====== Dataset rows

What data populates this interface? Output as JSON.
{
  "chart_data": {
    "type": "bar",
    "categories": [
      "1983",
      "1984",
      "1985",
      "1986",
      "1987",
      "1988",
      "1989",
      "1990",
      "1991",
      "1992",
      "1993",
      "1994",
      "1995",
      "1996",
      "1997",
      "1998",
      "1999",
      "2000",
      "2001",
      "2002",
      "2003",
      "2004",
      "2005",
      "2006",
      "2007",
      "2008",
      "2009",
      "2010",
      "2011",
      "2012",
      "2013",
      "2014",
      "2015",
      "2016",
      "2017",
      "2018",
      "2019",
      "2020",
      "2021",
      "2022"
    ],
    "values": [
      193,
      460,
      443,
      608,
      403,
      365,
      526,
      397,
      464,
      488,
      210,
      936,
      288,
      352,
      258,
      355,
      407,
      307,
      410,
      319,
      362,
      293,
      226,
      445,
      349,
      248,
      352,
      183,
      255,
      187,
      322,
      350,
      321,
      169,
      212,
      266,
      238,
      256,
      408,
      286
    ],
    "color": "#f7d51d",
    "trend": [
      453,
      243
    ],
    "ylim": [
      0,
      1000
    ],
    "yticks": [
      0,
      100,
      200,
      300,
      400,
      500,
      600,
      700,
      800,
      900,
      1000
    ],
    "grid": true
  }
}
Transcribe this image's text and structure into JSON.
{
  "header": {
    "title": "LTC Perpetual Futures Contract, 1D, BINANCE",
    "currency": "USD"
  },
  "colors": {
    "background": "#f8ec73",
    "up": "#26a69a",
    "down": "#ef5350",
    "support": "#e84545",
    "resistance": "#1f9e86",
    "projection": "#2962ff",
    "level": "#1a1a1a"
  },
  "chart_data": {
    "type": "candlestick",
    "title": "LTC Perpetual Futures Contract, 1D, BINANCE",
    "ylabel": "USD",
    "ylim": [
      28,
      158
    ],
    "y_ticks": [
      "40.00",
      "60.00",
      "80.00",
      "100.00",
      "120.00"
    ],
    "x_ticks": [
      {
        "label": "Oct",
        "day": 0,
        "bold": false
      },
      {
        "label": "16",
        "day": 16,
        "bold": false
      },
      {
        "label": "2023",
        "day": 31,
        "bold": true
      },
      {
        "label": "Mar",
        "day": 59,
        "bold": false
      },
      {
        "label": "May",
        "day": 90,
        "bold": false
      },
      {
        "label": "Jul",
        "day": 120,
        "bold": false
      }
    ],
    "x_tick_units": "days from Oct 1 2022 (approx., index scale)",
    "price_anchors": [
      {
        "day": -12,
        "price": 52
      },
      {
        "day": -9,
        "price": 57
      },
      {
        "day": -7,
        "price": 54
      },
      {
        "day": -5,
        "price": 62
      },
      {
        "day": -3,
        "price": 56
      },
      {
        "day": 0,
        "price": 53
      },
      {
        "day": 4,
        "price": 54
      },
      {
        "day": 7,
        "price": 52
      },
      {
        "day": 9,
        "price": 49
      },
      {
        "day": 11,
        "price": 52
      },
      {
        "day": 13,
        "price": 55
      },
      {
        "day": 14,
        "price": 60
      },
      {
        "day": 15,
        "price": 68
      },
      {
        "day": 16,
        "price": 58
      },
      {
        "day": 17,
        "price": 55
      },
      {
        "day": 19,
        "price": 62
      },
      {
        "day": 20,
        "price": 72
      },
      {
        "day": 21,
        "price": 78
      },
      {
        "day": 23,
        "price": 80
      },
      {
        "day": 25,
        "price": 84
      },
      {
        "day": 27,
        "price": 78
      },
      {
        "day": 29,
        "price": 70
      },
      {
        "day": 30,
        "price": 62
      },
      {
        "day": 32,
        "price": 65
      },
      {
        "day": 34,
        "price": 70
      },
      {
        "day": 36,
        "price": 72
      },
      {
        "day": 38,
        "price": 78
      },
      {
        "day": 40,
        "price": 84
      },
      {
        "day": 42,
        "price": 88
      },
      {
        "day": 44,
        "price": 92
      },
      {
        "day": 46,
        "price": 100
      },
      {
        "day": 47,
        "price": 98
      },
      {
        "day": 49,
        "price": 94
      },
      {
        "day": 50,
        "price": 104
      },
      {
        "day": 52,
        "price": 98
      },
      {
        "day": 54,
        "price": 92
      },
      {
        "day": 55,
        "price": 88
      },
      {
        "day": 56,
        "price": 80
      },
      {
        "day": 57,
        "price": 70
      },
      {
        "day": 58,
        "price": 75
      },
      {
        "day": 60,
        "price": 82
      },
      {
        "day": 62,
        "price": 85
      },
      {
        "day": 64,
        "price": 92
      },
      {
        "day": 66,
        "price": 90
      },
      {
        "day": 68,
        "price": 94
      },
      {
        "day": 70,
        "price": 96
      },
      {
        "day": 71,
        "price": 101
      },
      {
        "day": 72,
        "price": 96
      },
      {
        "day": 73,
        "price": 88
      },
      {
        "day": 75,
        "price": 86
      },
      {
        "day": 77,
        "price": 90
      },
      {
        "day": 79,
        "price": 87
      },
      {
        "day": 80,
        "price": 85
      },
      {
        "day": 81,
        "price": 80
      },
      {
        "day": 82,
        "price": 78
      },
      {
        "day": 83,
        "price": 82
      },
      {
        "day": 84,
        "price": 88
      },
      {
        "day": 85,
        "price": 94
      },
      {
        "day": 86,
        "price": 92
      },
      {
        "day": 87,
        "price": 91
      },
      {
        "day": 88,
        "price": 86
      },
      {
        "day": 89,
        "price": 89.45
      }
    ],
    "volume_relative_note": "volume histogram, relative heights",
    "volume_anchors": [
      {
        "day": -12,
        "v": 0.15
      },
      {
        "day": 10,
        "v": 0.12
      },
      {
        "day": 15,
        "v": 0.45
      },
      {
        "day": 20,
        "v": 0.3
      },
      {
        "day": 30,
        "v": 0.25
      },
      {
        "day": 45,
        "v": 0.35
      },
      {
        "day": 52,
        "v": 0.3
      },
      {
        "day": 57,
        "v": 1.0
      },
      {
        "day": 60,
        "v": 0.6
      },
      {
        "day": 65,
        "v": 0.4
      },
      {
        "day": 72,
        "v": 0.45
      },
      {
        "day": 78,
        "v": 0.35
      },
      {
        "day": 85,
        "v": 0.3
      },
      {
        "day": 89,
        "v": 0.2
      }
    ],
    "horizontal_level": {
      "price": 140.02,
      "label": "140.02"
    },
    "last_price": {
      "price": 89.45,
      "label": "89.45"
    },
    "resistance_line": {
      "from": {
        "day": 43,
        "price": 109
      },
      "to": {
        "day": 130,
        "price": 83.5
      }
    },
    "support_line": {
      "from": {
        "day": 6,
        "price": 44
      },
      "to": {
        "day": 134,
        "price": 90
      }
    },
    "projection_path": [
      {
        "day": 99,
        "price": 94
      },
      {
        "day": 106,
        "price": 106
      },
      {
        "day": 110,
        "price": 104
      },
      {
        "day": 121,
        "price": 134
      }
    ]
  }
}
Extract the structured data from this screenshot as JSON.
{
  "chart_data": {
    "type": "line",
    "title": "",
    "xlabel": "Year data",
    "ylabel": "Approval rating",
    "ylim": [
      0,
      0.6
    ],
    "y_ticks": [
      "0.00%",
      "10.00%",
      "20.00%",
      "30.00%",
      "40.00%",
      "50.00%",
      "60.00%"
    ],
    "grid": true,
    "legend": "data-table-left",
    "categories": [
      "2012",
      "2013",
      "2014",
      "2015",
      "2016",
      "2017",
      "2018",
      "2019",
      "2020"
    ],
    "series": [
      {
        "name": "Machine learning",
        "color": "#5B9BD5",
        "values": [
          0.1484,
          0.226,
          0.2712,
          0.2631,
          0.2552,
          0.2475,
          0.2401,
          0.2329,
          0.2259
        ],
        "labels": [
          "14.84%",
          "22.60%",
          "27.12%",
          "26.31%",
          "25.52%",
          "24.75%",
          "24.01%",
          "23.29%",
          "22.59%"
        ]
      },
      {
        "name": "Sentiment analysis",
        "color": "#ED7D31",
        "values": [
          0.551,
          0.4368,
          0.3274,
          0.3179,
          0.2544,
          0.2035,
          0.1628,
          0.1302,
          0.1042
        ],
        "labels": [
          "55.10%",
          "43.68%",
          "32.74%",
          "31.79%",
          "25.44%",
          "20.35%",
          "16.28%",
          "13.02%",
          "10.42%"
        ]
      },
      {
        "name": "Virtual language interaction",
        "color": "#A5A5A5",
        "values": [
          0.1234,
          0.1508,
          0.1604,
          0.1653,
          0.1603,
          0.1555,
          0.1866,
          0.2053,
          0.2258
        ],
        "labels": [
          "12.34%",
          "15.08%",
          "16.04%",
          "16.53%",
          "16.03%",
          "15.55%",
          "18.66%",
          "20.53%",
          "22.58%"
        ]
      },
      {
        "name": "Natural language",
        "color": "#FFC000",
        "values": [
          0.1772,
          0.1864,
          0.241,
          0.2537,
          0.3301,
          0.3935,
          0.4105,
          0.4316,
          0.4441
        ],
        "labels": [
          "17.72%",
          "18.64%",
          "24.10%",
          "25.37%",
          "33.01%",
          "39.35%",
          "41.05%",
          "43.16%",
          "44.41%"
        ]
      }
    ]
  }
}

============

Work to do: Search the data above for the string "type" and return every line that has it.

Answer to the task:
    "type": "bar",
    "type": "candlestick",
    "type": "line",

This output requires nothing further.